Identify the lines that include the word "subidas", then copy all of them.

▸ Some records:
+ + + + + + +

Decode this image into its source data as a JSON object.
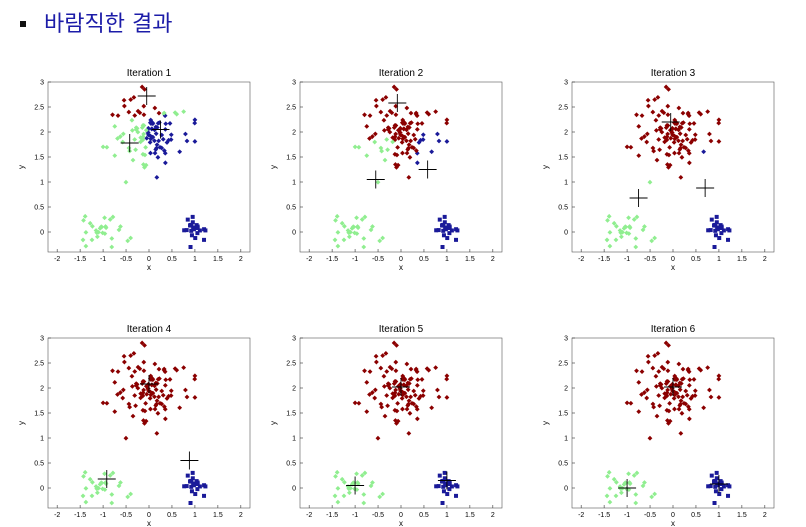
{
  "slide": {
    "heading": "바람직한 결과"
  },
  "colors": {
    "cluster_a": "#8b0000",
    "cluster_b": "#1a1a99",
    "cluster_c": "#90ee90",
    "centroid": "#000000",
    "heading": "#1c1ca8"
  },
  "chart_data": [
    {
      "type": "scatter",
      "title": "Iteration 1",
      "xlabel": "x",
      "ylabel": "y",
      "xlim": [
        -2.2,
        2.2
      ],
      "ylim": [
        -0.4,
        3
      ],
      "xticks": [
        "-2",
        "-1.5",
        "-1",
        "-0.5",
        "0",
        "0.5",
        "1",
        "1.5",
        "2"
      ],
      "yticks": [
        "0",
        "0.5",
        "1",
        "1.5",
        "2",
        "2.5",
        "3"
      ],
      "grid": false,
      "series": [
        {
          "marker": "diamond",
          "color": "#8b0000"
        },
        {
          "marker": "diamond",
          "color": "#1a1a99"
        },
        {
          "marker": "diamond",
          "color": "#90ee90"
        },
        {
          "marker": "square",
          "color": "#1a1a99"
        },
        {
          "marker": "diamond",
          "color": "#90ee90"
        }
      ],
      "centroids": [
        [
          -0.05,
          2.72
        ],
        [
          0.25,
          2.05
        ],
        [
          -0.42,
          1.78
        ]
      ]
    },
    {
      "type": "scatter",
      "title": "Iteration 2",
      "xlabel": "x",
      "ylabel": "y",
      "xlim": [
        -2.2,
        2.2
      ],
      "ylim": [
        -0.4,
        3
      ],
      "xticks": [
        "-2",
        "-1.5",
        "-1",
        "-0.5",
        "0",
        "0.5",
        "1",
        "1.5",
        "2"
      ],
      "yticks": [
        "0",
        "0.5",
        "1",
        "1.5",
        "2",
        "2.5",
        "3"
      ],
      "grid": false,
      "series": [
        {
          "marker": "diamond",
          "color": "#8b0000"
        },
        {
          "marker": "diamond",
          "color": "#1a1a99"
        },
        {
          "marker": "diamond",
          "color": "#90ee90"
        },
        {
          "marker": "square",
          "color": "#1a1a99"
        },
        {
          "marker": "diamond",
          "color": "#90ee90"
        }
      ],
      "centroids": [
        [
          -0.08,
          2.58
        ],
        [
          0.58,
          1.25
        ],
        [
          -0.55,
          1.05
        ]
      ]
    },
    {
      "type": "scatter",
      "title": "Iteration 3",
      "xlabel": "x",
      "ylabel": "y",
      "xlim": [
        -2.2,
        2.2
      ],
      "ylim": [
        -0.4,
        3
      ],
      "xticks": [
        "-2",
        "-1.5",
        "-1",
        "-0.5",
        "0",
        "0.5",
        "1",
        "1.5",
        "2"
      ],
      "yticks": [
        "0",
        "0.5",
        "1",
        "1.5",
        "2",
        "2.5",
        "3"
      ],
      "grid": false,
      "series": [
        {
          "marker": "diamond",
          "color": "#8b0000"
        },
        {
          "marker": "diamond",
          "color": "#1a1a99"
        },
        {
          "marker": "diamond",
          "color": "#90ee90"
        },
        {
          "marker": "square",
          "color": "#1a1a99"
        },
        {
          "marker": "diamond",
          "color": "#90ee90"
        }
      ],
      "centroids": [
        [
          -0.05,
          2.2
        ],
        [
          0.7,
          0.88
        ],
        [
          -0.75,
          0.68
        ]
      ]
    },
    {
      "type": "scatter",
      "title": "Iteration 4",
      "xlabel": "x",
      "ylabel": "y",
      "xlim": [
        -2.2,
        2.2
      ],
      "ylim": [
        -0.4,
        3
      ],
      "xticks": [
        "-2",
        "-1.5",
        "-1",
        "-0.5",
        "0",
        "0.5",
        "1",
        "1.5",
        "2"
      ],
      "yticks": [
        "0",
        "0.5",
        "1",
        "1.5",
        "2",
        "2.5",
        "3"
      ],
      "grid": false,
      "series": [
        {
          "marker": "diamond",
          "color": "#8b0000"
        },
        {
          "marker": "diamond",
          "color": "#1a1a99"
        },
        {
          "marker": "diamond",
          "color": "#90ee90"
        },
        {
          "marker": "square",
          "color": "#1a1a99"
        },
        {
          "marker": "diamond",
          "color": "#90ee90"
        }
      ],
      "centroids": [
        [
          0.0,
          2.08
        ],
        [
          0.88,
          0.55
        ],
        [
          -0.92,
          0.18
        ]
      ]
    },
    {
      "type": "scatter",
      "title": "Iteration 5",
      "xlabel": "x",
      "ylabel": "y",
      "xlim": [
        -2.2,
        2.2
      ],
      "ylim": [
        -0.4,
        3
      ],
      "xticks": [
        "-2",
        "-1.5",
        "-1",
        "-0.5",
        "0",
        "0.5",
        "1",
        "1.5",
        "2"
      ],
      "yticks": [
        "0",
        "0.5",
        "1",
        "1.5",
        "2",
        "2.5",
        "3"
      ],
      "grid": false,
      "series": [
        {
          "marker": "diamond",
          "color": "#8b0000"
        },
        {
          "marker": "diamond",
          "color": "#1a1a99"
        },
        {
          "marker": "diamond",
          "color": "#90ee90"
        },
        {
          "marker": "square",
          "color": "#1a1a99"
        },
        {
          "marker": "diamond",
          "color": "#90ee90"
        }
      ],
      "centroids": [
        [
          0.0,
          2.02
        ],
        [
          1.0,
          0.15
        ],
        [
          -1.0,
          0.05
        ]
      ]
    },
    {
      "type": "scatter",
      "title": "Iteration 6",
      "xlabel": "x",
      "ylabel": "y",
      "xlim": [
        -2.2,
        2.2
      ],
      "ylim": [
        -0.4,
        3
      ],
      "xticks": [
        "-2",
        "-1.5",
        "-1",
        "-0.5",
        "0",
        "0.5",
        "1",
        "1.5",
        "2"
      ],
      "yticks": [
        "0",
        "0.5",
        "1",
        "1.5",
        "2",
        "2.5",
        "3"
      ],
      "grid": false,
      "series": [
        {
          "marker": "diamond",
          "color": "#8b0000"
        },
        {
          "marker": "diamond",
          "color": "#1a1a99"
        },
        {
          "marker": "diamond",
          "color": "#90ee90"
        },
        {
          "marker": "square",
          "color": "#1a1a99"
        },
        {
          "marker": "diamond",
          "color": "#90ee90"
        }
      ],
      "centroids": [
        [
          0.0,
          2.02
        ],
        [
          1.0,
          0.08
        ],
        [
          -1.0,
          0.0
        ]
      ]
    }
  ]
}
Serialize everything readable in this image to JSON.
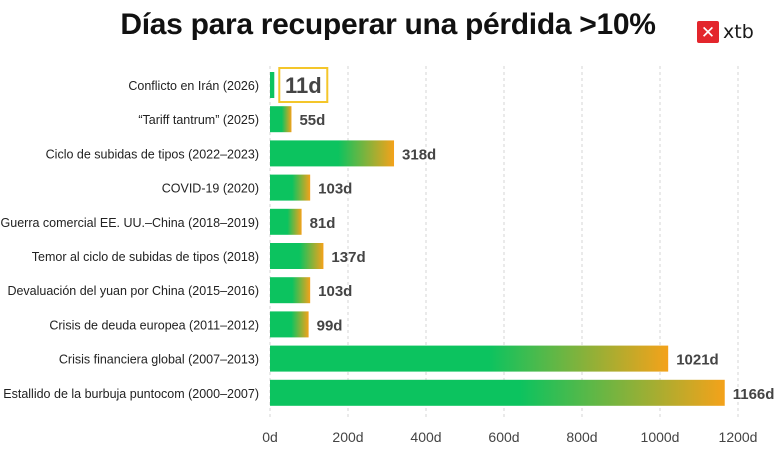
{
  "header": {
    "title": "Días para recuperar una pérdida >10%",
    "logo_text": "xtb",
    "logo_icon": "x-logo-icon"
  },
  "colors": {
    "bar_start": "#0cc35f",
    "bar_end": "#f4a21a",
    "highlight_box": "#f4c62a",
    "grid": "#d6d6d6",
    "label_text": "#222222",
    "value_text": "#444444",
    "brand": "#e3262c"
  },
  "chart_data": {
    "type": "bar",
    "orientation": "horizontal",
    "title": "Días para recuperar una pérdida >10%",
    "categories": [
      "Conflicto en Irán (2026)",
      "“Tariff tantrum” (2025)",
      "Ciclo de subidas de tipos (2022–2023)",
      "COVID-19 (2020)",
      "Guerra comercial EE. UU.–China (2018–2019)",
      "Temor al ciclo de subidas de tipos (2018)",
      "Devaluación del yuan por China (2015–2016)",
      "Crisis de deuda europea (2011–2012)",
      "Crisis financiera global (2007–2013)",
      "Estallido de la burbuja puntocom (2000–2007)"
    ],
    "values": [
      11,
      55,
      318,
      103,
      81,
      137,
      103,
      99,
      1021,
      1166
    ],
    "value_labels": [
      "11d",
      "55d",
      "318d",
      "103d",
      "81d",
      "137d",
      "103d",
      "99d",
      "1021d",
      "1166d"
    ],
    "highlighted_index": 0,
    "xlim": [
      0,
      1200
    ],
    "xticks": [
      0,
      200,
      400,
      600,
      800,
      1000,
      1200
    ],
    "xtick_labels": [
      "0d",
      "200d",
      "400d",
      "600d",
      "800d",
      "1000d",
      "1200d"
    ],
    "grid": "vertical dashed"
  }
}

+ + + + + + +

▸ Written solution:
      "Ciclo de subidas de tipos (2022–2023)",
      "Temor al ciclo de subidas de tipos (2018)",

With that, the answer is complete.